DIRECTIONS FOR THIS TASK
The entries below should be given again exactly, minus their pictures.

%%

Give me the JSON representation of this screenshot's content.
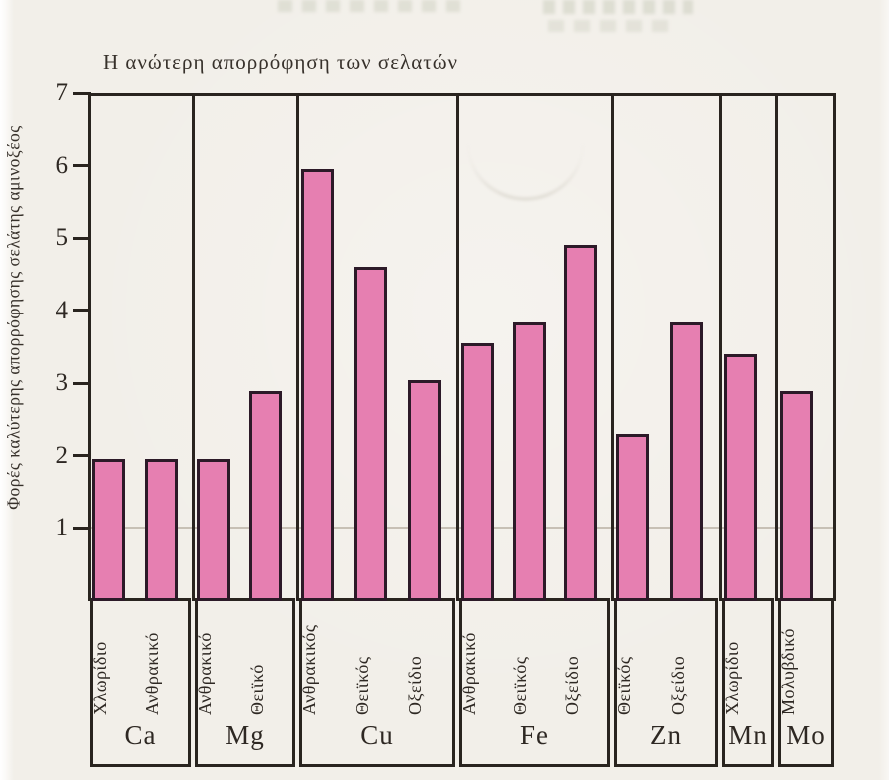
{
  "page": {
    "background_color": "#f2efe9",
    "ink_color": "#29241f"
  },
  "chart_data": {
    "type": "bar",
    "title": "Η ανώτερη απορρόφηση των σελατών",
    "ylabel": "Φορές καλύτερης απορρόφησης σελάτης αμινοξέος",
    "xlabel": "",
    "ylim": [
      0,
      7
    ],
    "yticks": [
      1,
      2,
      3,
      4,
      5,
      6,
      7
    ],
    "gridlines": "single faint horizontal line at y=1",
    "legend": "none",
    "bar_color": "#e67fb1",
    "bar_border_color": "#2c1a28",
    "groups": [
      {
        "element": "Ca",
        "bars": [
          {
            "label": "Χλωρίδιο",
            "value": 1.95
          },
          {
            "label": "Ανθρακικό",
            "value": 1.95
          }
        ]
      },
      {
        "element": "Mg",
        "bars": [
          {
            "label": "Ανθρακικό",
            "value": 1.95
          },
          {
            "label": "Θειϊκό",
            "value": 2.9
          }
        ]
      },
      {
        "element": "Cu",
        "bars": [
          {
            "label": "Ανθρακικός",
            "value": 5.95
          },
          {
            "label": "Θειϊκός",
            "value": 4.6
          },
          {
            "label": "Οξείδιο",
            "value": 3.05
          }
        ]
      },
      {
        "element": "Fe",
        "bars": [
          {
            "label": "Ανθρακικό",
            "value": 3.55
          },
          {
            "label": "Θειϊκός",
            "value": 3.85
          },
          {
            "label": "Οξείδιο",
            "value": 4.9
          }
        ]
      },
      {
        "element": "Zn",
        "bars": [
          {
            "label": "Θειϊκός",
            "value": 2.3
          },
          {
            "label": "Οξείδιο",
            "value": 3.85
          }
        ]
      },
      {
        "element": "Mn",
        "bars": [
          {
            "label": "Χλωρίδιο",
            "value": 3.4
          }
        ]
      },
      {
        "element": "Mo",
        "bars": [
          {
            "label": "Μολυβδικό",
            "value": 2.9
          }
        ]
      }
    ]
  }
}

%%

SOLUTION TO THE EXERCISE
Give me the JSON representation of this screenshot's content.
{
  "page": {
    "background_color": "#f2efe9",
    "ink_color": "#29241f"
  },
  "chart_data": {
    "type": "bar",
    "title": "Η ανώτερη απορρόφηση των σελατών",
    "ylabel": "Φορές καλύτερης απορρόφησης σελάτης αμινοξέος",
    "xlabel": "",
    "ylim": [
      0,
      7
    ],
    "yticks": [
      1,
      2,
      3,
      4,
      5,
      6,
      7
    ],
    "gridlines": "single faint horizontal line at y=1",
    "legend": "none",
    "bar_color": "#e67fb1",
    "bar_border_color": "#2c1a28",
    "groups": [
      {
        "element": "Ca",
        "bars": [
          {
            "label": "Χλωρίδιο",
            "value": 1.95
          },
          {
            "label": "Ανθρακικό",
            "value": 1.95
          }
        ]
      },
      {
        "element": "Mg",
        "bars": [
          {
            "label": "Ανθρακικό",
            "value": 1.95
          },
          {
            "label": "Θειϊκό",
            "value": 2.9
          }
        ]
      },
      {
        "element": "Cu",
        "bars": [
          {
            "label": "Ανθρακικός",
            "value": 5.95
          },
          {
            "label": "Θειϊκός",
            "value": 4.6
          },
          {
            "label": "Οξείδιο",
            "value": 3.05
          }
        ]
      },
      {
        "element": "Fe",
        "bars": [
          {
            "label": "Ανθρακικό",
            "value": 3.55
          },
          {
            "label": "Θειϊκός",
            "value": 3.85
          },
          {
            "label": "Οξείδιο",
            "value": 4.9
          }
        ]
      },
      {
        "element": "Zn",
        "bars": [
          {
            "label": "Θειϊκός",
            "value": 2.3
          },
          {
            "label": "Οξείδιο",
            "value": 3.85
          }
        ]
      },
      {
        "element": "Mn",
        "bars": [
          {
            "label": "Χλωρίδιο",
            "value": 3.4
          }
        ]
      },
      {
        "element": "Mo",
        "bars": [
          {
            "label": "Μολυβδικό",
            "value": 2.9
          }
        ]
      }
    ]
  }
}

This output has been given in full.